## [Work to be completed]
Starting with the line that contains "Serialize everything readable", reproduce each line through the end of the listing below, with no other output.
-------- Records provided --------
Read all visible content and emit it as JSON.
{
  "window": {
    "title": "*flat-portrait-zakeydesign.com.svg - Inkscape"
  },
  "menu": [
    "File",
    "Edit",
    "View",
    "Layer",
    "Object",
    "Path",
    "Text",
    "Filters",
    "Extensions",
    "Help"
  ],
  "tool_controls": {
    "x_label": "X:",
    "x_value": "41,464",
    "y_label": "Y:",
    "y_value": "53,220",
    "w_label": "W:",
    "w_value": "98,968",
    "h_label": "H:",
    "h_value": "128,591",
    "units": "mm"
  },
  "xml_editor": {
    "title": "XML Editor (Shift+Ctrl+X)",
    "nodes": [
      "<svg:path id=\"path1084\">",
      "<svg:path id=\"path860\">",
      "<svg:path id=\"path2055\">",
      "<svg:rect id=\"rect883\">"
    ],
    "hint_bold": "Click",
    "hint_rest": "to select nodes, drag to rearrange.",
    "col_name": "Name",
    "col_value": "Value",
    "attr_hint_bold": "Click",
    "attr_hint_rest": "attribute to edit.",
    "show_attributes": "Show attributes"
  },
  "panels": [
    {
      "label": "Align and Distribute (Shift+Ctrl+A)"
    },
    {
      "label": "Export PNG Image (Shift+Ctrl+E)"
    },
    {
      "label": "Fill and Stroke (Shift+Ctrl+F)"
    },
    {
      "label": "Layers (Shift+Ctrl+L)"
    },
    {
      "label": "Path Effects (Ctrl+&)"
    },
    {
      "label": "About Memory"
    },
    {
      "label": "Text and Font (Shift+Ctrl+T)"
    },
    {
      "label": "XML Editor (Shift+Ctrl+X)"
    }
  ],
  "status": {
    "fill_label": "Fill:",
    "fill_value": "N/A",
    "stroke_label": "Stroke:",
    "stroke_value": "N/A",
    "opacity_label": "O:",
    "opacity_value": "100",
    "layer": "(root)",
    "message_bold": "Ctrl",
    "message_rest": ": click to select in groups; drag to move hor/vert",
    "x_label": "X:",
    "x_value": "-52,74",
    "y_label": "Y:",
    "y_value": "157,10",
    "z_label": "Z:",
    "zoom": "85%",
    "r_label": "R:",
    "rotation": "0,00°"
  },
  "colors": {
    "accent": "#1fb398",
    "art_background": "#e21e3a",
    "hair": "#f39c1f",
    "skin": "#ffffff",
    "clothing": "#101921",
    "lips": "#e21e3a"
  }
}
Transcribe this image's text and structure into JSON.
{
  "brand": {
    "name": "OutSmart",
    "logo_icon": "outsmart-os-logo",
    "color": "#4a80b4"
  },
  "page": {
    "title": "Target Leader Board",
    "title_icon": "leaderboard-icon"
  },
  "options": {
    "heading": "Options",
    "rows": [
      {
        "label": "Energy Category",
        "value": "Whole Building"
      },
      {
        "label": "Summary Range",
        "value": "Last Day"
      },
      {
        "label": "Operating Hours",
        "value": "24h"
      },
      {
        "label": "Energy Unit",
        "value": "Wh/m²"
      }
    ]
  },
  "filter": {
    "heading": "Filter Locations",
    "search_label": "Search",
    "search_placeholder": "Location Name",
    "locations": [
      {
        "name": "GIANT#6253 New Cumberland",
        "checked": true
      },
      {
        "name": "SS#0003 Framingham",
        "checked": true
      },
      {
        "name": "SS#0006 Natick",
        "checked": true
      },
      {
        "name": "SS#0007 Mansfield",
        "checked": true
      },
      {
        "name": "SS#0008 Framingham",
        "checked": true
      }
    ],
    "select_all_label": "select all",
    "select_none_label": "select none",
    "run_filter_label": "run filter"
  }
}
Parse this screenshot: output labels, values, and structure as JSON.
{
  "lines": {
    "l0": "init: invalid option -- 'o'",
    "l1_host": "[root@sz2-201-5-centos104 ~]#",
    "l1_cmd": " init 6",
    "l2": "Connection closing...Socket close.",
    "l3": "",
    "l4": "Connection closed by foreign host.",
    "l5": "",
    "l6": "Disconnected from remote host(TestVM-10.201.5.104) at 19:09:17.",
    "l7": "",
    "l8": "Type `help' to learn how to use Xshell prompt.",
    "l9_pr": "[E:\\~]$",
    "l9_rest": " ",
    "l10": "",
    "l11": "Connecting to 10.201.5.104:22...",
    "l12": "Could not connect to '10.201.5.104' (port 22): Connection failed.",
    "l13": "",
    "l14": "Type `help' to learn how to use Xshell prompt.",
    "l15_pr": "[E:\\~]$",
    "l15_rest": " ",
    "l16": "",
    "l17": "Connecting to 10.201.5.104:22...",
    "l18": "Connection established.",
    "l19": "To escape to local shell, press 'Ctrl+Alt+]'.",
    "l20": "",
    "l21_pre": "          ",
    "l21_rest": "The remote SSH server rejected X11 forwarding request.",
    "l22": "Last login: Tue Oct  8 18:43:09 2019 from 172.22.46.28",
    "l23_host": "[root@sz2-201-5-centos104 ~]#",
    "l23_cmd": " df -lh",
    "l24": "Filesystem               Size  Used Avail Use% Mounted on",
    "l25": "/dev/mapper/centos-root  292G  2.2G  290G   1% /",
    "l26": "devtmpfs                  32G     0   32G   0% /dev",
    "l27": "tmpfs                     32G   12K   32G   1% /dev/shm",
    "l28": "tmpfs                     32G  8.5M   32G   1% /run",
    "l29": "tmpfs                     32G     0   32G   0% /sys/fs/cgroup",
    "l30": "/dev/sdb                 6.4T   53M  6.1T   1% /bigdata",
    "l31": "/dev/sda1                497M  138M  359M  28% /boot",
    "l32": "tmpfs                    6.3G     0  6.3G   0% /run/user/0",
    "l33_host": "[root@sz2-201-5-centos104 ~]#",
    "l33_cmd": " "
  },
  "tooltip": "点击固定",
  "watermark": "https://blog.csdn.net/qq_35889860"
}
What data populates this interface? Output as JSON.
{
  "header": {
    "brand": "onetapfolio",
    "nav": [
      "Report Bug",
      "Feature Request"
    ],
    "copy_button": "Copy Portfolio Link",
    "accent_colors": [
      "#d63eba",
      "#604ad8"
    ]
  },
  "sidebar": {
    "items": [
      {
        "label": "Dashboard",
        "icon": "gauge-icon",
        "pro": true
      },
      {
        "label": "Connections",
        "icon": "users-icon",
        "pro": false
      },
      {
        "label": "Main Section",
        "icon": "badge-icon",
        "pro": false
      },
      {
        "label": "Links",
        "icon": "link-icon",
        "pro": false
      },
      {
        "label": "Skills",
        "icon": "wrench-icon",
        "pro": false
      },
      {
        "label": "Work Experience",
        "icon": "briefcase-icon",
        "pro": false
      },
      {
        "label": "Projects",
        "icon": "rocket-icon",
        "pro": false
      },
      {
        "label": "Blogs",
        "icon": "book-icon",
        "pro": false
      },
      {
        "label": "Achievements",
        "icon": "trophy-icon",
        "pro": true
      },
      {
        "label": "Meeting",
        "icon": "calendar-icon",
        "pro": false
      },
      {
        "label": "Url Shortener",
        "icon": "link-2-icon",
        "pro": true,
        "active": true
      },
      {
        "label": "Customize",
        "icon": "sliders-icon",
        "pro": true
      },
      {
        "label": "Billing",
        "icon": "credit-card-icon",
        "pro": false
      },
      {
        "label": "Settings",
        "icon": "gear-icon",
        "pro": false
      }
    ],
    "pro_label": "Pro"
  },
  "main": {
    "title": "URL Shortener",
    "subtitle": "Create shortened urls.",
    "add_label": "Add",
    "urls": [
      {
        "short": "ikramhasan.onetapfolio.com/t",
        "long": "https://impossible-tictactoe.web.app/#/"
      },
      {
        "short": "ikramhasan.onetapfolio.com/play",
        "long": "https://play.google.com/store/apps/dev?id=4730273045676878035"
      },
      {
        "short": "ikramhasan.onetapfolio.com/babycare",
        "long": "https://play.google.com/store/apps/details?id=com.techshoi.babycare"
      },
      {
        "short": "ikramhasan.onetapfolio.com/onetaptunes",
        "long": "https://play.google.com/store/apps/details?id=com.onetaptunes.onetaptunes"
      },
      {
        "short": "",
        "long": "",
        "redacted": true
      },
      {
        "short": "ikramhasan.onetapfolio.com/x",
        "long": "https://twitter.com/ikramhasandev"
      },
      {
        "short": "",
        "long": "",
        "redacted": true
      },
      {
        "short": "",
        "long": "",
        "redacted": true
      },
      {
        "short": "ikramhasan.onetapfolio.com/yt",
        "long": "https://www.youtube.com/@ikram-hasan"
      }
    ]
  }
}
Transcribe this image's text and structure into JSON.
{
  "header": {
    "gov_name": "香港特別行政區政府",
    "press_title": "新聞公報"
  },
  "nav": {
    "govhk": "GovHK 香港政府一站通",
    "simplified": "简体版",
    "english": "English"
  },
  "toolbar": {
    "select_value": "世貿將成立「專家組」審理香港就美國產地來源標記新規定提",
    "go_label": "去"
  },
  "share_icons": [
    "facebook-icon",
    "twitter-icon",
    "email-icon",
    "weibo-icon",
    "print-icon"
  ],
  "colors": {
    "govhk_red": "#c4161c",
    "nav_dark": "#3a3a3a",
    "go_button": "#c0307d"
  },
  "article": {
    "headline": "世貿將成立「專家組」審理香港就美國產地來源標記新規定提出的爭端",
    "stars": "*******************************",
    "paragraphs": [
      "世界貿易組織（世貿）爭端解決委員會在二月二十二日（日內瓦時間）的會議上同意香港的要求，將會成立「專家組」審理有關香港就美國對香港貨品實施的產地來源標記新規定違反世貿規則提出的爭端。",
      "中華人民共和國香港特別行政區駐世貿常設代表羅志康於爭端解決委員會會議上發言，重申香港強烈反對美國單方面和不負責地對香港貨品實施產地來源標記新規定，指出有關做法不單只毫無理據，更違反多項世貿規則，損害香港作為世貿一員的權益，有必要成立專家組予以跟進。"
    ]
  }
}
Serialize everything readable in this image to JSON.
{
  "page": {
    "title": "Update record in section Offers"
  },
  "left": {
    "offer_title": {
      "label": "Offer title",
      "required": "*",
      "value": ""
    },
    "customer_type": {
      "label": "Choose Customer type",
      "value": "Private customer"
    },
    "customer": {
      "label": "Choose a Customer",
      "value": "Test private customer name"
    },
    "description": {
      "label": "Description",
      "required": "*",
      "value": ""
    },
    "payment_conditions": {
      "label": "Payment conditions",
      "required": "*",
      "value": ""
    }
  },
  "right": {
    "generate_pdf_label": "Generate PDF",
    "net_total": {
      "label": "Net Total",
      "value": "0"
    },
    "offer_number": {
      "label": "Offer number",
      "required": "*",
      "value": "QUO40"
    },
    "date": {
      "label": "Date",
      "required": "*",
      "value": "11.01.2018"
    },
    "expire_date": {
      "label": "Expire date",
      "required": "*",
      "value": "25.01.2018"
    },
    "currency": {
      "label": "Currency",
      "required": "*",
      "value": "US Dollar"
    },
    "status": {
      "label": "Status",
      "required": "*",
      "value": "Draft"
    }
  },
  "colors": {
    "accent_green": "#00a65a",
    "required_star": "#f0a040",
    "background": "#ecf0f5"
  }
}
--------
## [Solution to this problem]
Serialize everything readable in this image to JSON.
{
  "page": {
    "title": "Update record in section Offers"
  },
  "left": {
    "offer_title": {
      "label": "Offer title",
      "required": "*",
      "value": ""
    },
    "customer_type": {
      "label": "Choose Customer type",
      "value": "Private customer"
    },
    "customer": {
      "label": "Choose a Customer",
      "value": "Test private customer name"
    },
    "description": {
      "label": "Description",
      "required": "*",
      "value": ""
    },
    "payment_conditions": {
      "label": "Payment conditions",
      "required": "*",
      "value": ""
    }
  },
  "right": {
    "generate_pdf_label": "Generate PDF",
    "net_total": {
      "label": "Net Total",
      "value": "0"
    },
    "offer_number": {
      "label": "Offer number",
      "required": "*",
      "value": "QUO40"
    },
    "date": {
      "label": "Date",
      "required": "*",
      "value": "11.01.2018"
    },
    "expire_date": {
      "label": "Expire date",
      "required": "*",
      "value": "25.01.2018"
    },
    "currency": {
      "label": "Currency",
      "required": "*",
      "value": "US Dollar"
    },
    "status": {
      "label": "Status",
      "required": "*",
      "value": "Draft"
    }
  },
  "colors": {
    "accent_green": "#00a65a",
    "required_star": "#f0a040",
    "background": "#ecf0f5"
  }
}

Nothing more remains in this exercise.